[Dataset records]
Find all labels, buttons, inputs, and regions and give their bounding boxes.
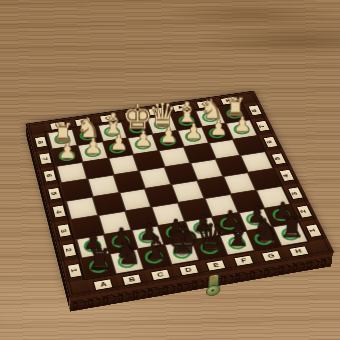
coordinate-plaque: 8 <box>34 136 48 148</box>
square-c5 <box>113 171 145 193</box>
coordinate-plaque: 6 <box>262 136 278 148</box>
coordinate-plaque: 1 <box>66 263 82 278</box>
coordinate-plaque: 7 <box>38 153 52 165</box>
coordinate-plaque: 4 <box>51 205 66 219</box>
clasp-pin <box>211 289 214 292</box>
coordinate-plaque: 4 <box>278 169 295 182</box>
coordinate-plaque: 7 <box>255 120 271 132</box>
coordinate-plaque: 6 <box>42 169 57 182</box>
brass-clasp <box>205 274 218 297</box>
coordinate-plaque: A <box>93 278 114 291</box>
coordinate-plaque: E <box>206 259 227 271</box>
coordinate-plaque: 3 <box>56 224 72 238</box>
chess-set-photo: ABCDEFGH8♜♞♝♚♛♝♞♜87♟♟♟♟♟♟♟♟7665544332♟♟♟… <box>0 0 340 340</box>
square-e4 <box>171 180 204 202</box>
coordinate-plaque: F <box>233 254 254 266</box>
rank-label-6-left: 6 <box>38 166 61 186</box>
chess-board: ABCDEFGH8♜♞♝♚♛♝♞♜87♟♟♟♟♟♟♟♟7665544332♟♟♟… <box>26 91 333 297</box>
rank-label-4-left: 4 <box>47 201 71 223</box>
square-b5 <box>87 175 119 197</box>
rank-label-4-right: 4 <box>273 166 299 186</box>
coordinate-plaque: C <box>150 268 171 280</box>
coordinate-plaque: G <box>261 250 282 262</box>
coordinate-plaque: 5 <box>47 187 62 200</box>
coordinate-plaque: B <box>121 273 142 285</box>
coordinate-plaque: 1 <box>304 223 322 237</box>
clasp-body <box>208 274 219 290</box>
coordinate-plaque: D <box>178 264 199 276</box>
coordinate-plaque: 2 <box>61 243 77 258</box>
rank-label-5-left: 5 <box>42 183 66 204</box>
clasp-lobe <box>205 284 220 297</box>
coordinate-plaque: 5 <box>270 152 286 164</box>
scene-stage: ABCDEFGH8♜♞♝♚♛♝♞♜87♟♟♟♟♟♟♟♟7665544332♟♟♟… <box>0 0 340 340</box>
coordinate-plaque: H <box>288 245 309 257</box>
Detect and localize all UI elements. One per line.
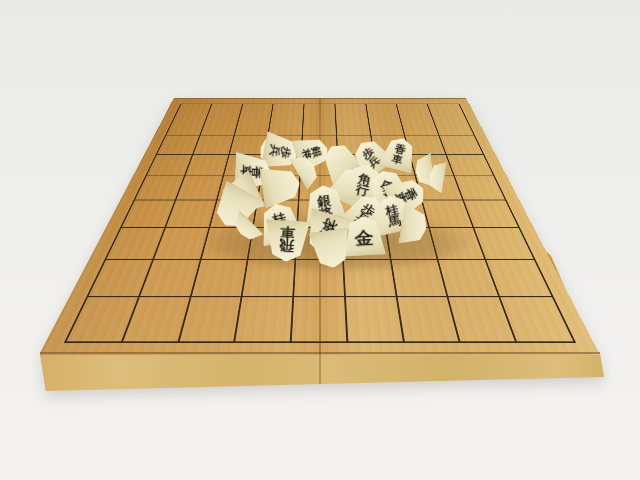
shogi-board: 歩兵銀将歩兵香車香車角行金将香車銀将歩兵桂馬桂馬飛車銀将金 xyxy=(0,0,640,480)
piece-kanji: 桂馬 xyxy=(385,204,402,229)
board-cell xyxy=(166,200,218,228)
board-cell xyxy=(191,260,249,297)
board-cell xyxy=(336,119,371,136)
board-cell xyxy=(269,119,304,136)
board-cell xyxy=(200,119,239,136)
board-cell xyxy=(447,155,494,176)
board-cell xyxy=(440,136,483,155)
board-cell xyxy=(185,155,229,176)
piece-kanji: 香車 xyxy=(391,145,407,167)
board-cell xyxy=(366,104,401,119)
board-cell xyxy=(271,104,304,119)
board-cell xyxy=(455,176,505,200)
board-cell xyxy=(434,119,475,136)
board-cell xyxy=(428,104,466,119)
board-cell xyxy=(335,104,368,119)
board-cell xyxy=(176,176,224,200)
piece-kanji: 歩兵 xyxy=(268,144,291,159)
board-cell xyxy=(239,104,274,119)
board-cell xyxy=(346,297,405,341)
board-cell xyxy=(193,136,234,155)
piece-kanji: 飛車 xyxy=(279,225,295,252)
board-cell xyxy=(206,104,243,119)
board-front-arris xyxy=(40,352,600,354)
piece-kanji: 角行 xyxy=(355,173,372,198)
piece-kanji: 金 xyxy=(354,229,374,247)
board-cell xyxy=(234,119,271,136)
board-cell xyxy=(179,297,242,341)
board-cell xyxy=(464,200,519,228)
board-cell xyxy=(236,297,295,341)
board-cell xyxy=(369,119,406,136)
photo-scene: 歩兵銀将歩兵香車香車角行金将香車銀将歩兵桂馬桂馬飛車銀将金 xyxy=(0,0,640,480)
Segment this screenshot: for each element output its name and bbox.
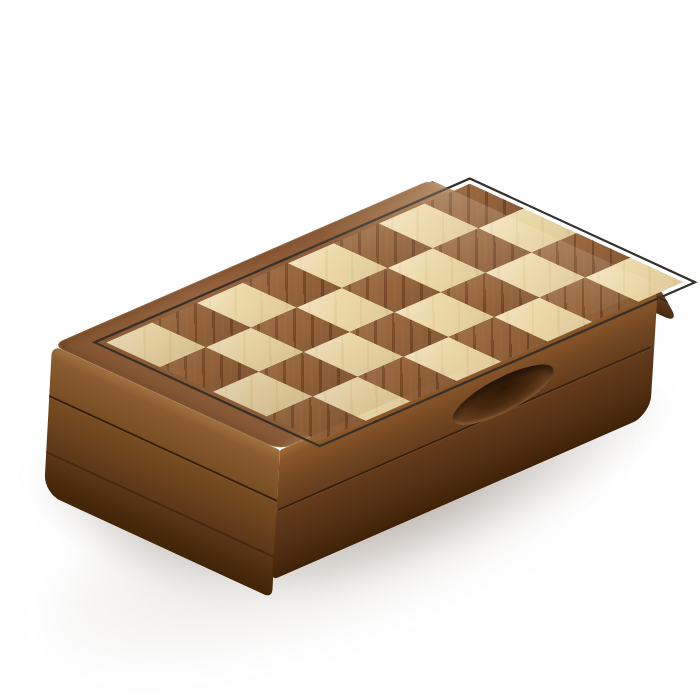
base-edge-shade <box>46 451 274 558</box>
product-photo-scene <box>0 0 700 700</box>
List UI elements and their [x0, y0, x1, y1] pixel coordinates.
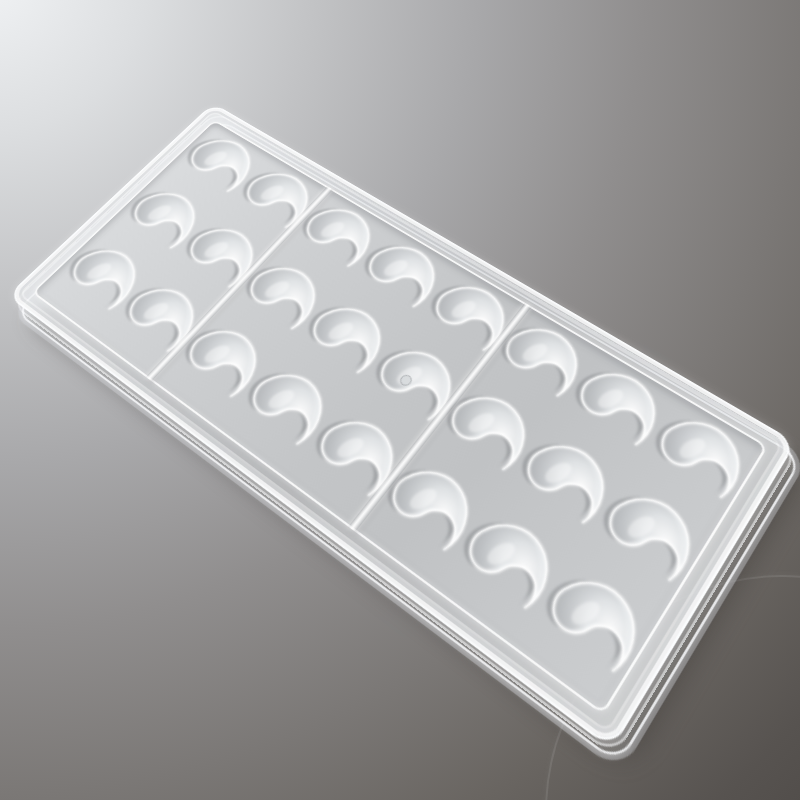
photo-background	[0, 0, 800, 800]
mold-floor	[32, 120, 769, 716]
cavity-grid	[39, 125, 760, 705]
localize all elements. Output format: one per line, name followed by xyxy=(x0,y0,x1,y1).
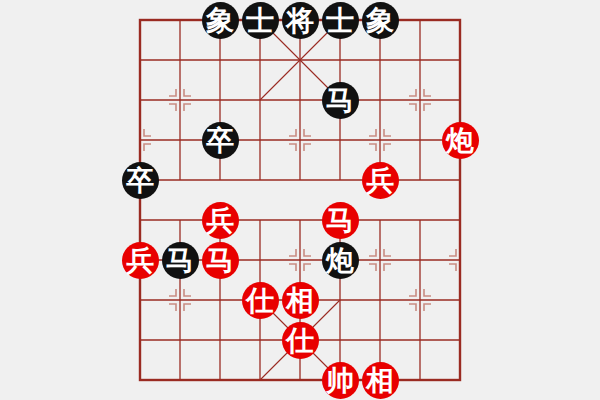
piece-black-elephant[interactable]: 象 xyxy=(362,2,399,39)
piece-glyph: 炮 xyxy=(446,127,474,155)
piece-red-advisor[interactable]: 仕 xyxy=(242,282,279,319)
piece-black-horse[interactable]: 马 xyxy=(322,82,359,119)
piece-glyph: 帅 xyxy=(326,367,354,395)
piece-red-soldier[interactable]: 兵 xyxy=(122,242,159,279)
piece-glyph: 相 xyxy=(366,367,394,395)
piece-black-soldier[interactable]: 卒 xyxy=(122,162,159,199)
piece-glyph: 象 xyxy=(206,7,234,35)
piece-glyph: 士 xyxy=(246,7,274,35)
piece-glyph: 将 xyxy=(286,7,314,35)
piece-glyph: 卒 xyxy=(126,167,154,195)
piece-black-advisor[interactable]: 士 xyxy=(322,2,359,39)
piece-black-soldier[interactable]: 卒 xyxy=(202,122,239,159)
piece-red-elephant[interactable]: 相 xyxy=(282,282,319,319)
piece-glyph: 马 xyxy=(166,247,194,275)
piece-glyph: 炮 xyxy=(326,247,354,275)
piece-black-advisor[interactable]: 士 xyxy=(242,2,279,39)
piece-glyph: 马 xyxy=(326,207,354,235)
piece-glyph: 兵 xyxy=(126,247,154,275)
xiangqi-app: 象士将士象马卒炮卒兵兵马兵马马炮仕相仕帅相 xyxy=(0,0,600,400)
piece-red-advisor[interactable]: 仕 xyxy=(282,322,319,359)
piece-red-horse[interactable]: 马 xyxy=(322,202,359,239)
piece-red-general[interactable]: 帅 xyxy=(322,362,359,399)
piece-glyph: 马 xyxy=(206,247,234,275)
xiangqi-board[interactable]: 象士将士象马卒炮卒兵兵马兵马马炮仕相仕帅相 xyxy=(120,0,480,400)
piece-glyph: 象 xyxy=(366,7,394,35)
piece-glyph: 兵 xyxy=(366,167,394,195)
piece-red-soldier[interactable]: 兵 xyxy=(202,202,239,239)
piece-black-general[interactable]: 将 xyxy=(282,2,319,39)
piece-glyph: 兵 xyxy=(206,207,234,235)
piece-glyph: 卒 xyxy=(206,127,234,155)
piece-black-horse[interactable]: 马 xyxy=(162,242,199,279)
piece-black-cannon[interactable]: 炮 xyxy=(322,242,359,279)
piece-glyph: 马 xyxy=(326,87,354,115)
piece-glyph: 仕 xyxy=(286,327,314,355)
piece-glyph: 士 xyxy=(326,7,354,35)
piece-glyph: 相 xyxy=(286,287,314,315)
piece-red-soldier[interactable]: 兵 xyxy=(362,162,399,199)
piece-black-elephant[interactable]: 象 xyxy=(202,2,239,39)
piece-red-horse[interactable]: 马 xyxy=(202,242,239,279)
piece-red-elephant[interactable]: 相 xyxy=(362,362,399,399)
piece-glyph: 仕 xyxy=(246,287,274,315)
piece-red-cannon[interactable]: 炮 xyxy=(442,122,479,159)
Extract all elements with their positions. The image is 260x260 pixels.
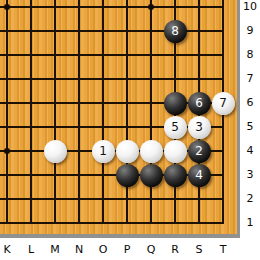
- intersection-R7[interactable]: [163, 67, 187, 91]
- row-label-2: 2: [240, 192, 260, 206]
- intersection-O1[interactable]: [91, 211, 115, 235]
- intersection-S10[interactable]: [187, 0, 211, 19]
- intersection-R2[interactable]: [163, 187, 187, 211]
- intersection-M1[interactable]: [43, 211, 67, 235]
- stone-black-R3: [164, 164, 187, 187]
- intersection-S5[interactable]: 3: [187, 115, 211, 139]
- intersection-M3[interactable]: [43, 163, 67, 187]
- row-label-5: 5: [240, 120, 260, 134]
- col-label-M: M: [47, 243, 63, 256]
- stone-black-S3-move-4: 4: [188, 164, 211, 187]
- star-point-Q10: [148, 4, 154, 10]
- stone-black-P3: [116, 164, 139, 187]
- intersection-L1[interactable]: [19, 211, 43, 235]
- intersection-R5[interactable]: 5: [163, 115, 187, 139]
- intersection-Q1[interactable]: [139, 211, 163, 235]
- intersection-S7[interactable]: [187, 67, 211, 91]
- star-point-K4: [4, 148, 10, 154]
- intersection-M9[interactable]: [43, 19, 67, 43]
- intersection-N10[interactable]: [67, 0, 91, 19]
- stone-black-S6-move-6: 6: [188, 92, 211, 115]
- stone-white-T6-move-7: 7: [212, 92, 235, 115]
- intersection-N2[interactable]: [67, 187, 91, 211]
- intersection-O4[interactable]: 1: [91, 139, 115, 163]
- intersection-T4[interactable]: [211, 139, 235, 163]
- intersection-O6[interactable]: [91, 91, 115, 115]
- stone-black-S4-move-2: 2: [188, 140, 211, 163]
- row-label-9: 9: [240, 24, 260, 38]
- intersection-P10[interactable]: [115, 0, 139, 19]
- intersection-L8[interactable]: [19, 43, 43, 67]
- intersection-L3[interactable]: [19, 163, 43, 187]
- intersection-M2[interactable]: [43, 187, 67, 211]
- intersection-O3[interactable]: [91, 163, 115, 187]
- board-grid: 86753124: [0, 0, 235, 235]
- intersection-R6[interactable]: [163, 91, 187, 115]
- intersection-Q2[interactable]: [139, 187, 163, 211]
- intersection-L2[interactable]: [19, 187, 43, 211]
- col-label-S: S: [191, 243, 207, 256]
- stone-white-R5-move-5: 5: [164, 116, 187, 139]
- intersection-S9[interactable]: [187, 19, 211, 43]
- intersection-R8[interactable]: [163, 43, 187, 67]
- intersection-T5[interactable]: [211, 115, 235, 139]
- intersection-T9[interactable]: [211, 19, 235, 43]
- stone-white-M4: [44, 140, 67, 163]
- intersection-S6[interactable]: 6: [187, 91, 211, 115]
- intersection-O10[interactable]: [91, 0, 115, 19]
- col-label-L: L: [23, 243, 39, 256]
- intersection-Q5[interactable]: [139, 115, 163, 139]
- intersection-L10[interactable]: [19, 0, 43, 19]
- intersection-K4[interactable]: [0, 139, 19, 163]
- intersection-T1[interactable]: [211, 211, 235, 235]
- intersection-P8[interactable]: [115, 43, 139, 67]
- intersection-N4[interactable]: [67, 139, 91, 163]
- intersection-K6[interactable]: [0, 91, 19, 115]
- intersection-N3[interactable]: [67, 163, 91, 187]
- intersection-T2[interactable]: [211, 187, 235, 211]
- intersection-L6[interactable]: [19, 91, 43, 115]
- intersection-P2[interactable]: [115, 187, 139, 211]
- intersection-S2[interactable]: [187, 187, 211, 211]
- intersection-M10[interactable]: [43, 0, 67, 19]
- intersection-L9[interactable]: [19, 19, 43, 43]
- col-label-Q: Q: [143, 243, 159, 256]
- intersection-Q10[interactable]: [139, 0, 163, 19]
- intersection-K8[interactable]: [0, 43, 19, 67]
- intersection-S4[interactable]: 2: [187, 139, 211, 163]
- intersection-M7[interactable]: [43, 67, 67, 91]
- intersection-K2[interactable]: [0, 187, 19, 211]
- go-board: 86753124: [0, 0, 240, 238]
- intersection-N5[interactable]: [67, 115, 91, 139]
- col-label-T: T: [215, 243, 231, 256]
- intersection-R1[interactable]: [163, 211, 187, 235]
- col-label-O: O: [95, 243, 111, 256]
- intersection-K7[interactable]: [0, 67, 19, 91]
- intersection-P5[interactable]: [115, 115, 139, 139]
- intersection-N1[interactable]: [67, 211, 91, 235]
- intersection-K10[interactable]: [0, 0, 19, 19]
- stone-white-R4: [164, 140, 187, 163]
- stone-black-R9-move-8: 8: [164, 20, 187, 43]
- intersection-S3[interactable]: 4: [187, 163, 211, 187]
- intersection-Q4[interactable]: [139, 139, 163, 163]
- intersection-Q8[interactable]: [139, 43, 163, 67]
- intersection-N7[interactable]: [67, 67, 91, 91]
- intersection-K5[interactable]: [0, 115, 19, 139]
- intersection-T10[interactable]: [211, 0, 235, 19]
- intersection-S8[interactable]: [187, 43, 211, 67]
- stone-black-R6: [164, 92, 187, 115]
- intersection-P7[interactable]: [115, 67, 139, 91]
- intersection-R10[interactable]: [163, 0, 187, 19]
- intersection-N6[interactable]: [67, 91, 91, 115]
- stone-white-O4-move-1: 1: [92, 140, 115, 163]
- star-point-K10: [4, 4, 10, 10]
- intersection-M5[interactable]: [43, 115, 67, 139]
- intersection-M6[interactable]: [43, 91, 67, 115]
- intersection-R3[interactable]: [163, 163, 187, 187]
- intersection-K3[interactable]: [0, 163, 19, 187]
- intersection-T8[interactable]: [211, 43, 235, 67]
- intersection-P6[interactable]: [115, 91, 139, 115]
- intersection-M4[interactable]: [43, 139, 67, 163]
- intersection-Q3[interactable]: [139, 163, 163, 187]
- intersection-L4[interactable]: [19, 139, 43, 163]
- stone-white-P4: [116, 140, 139, 163]
- col-label-P: P: [119, 243, 135, 256]
- intersection-M8[interactable]: [43, 43, 67, 67]
- intersection-P9[interactable]: [115, 19, 139, 43]
- intersection-L5[interactable]: [19, 115, 43, 139]
- intersection-O9[interactable]: [91, 19, 115, 43]
- intersection-K1[interactable]: [0, 211, 19, 235]
- col-label-R: R: [167, 243, 183, 256]
- col-label-N: N: [71, 243, 87, 256]
- intersection-Q7[interactable]: [139, 67, 163, 91]
- intersection-R4[interactable]: [163, 139, 187, 163]
- col-label-K: K: [0, 243, 15, 256]
- row-label-6: 6: [240, 96, 260, 110]
- row-label-1: 1: [240, 216, 260, 230]
- intersection-T3[interactable]: [211, 163, 235, 187]
- row-label-3: 3: [240, 168, 260, 182]
- intersection-Q9[interactable]: [139, 19, 163, 43]
- intersection-R9[interactable]: 8: [163, 19, 187, 43]
- row-label-10: 10: [240, 0, 260, 14]
- intersection-Q6[interactable]: [139, 91, 163, 115]
- intersection-P3[interactable]: [115, 163, 139, 187]
- intersection-L7[interactable]: [19, 67, 43, 91]
- stone-white-Q4: [140, 140, 163, 163]
- intersection-N9[interactable]: [67, 19, 91, 43]
- intersection-O2[interactable]: [91, 187, 115, 211]
- stone-black-Q3: [140, 164, 163, 187]
- intersection-P4[interactable]: [115, 139, 139, 163]
- row-label-7: 7: [240, 72, 260, 86]
- intersection-N8[interactable]: [67, 43, 91, 67]
- intersection-K9[interactable]: [0, 19, 19, 43]
- intersection-T6[interactable]: 7: [211, 91, 235, 115]
- stone-white-S5-move-3: 3: [188, 116, 211, 139]
- intersection-S1[interactable]: [187, 211, 211, 235]
- row-label-8: 8: [240, 48, 260, 62]
- intersection-P1[interactable]: [115, 211, 139, 235]
- intersection-T7[interactable]: [211, 67, 235, 91]
- row-label-4: 4: [240, 144, 260, 158]
- intersection-O5[interactable]: [91, 115, 115, 139]
- intersection-O8[interactable]: [91, 43, 115, 67]
- intersection-O7[interactable]: [91, 67, 115, 91]
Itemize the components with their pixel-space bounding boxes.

WRITTEN TASK
Update the rows starting at the line containing "base-edge-shade <box>46 451 274 558</box>" and ending at the line containing "List UI elements" by replacing "product-photo-scene" with "product-scene", leaving everything else unchanged, and give back only those lines.

ANSWER TO THIS PROBLEM
base-edge-shade <box>46 451 274 558</box>
product-scene <box>0 0 700 700</box>
List UI elements and their [x0, y0, x1, y1] pixel coordinates.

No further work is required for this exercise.